:: WRITTEN PROBLEM ::
State how many lines of the records contain the string "label", and give no other information.

[Figure content listings]
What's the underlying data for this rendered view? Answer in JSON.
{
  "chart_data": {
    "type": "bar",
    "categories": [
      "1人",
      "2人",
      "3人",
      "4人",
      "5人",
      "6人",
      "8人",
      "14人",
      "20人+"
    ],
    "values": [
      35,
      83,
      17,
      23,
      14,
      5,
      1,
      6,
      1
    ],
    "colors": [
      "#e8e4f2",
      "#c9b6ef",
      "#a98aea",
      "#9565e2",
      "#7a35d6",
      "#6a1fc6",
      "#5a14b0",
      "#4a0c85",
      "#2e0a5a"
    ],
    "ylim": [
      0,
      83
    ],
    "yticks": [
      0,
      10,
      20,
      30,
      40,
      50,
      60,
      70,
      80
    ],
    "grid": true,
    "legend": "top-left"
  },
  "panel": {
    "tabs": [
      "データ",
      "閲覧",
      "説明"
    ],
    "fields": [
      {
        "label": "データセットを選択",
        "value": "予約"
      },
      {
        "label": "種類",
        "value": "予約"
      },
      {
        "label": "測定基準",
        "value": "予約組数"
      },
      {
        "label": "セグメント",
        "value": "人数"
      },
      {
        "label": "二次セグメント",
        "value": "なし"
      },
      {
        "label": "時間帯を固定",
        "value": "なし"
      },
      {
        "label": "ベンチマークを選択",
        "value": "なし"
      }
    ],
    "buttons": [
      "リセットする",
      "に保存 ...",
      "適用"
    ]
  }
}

:: EXERCISE OUTPUT ::
7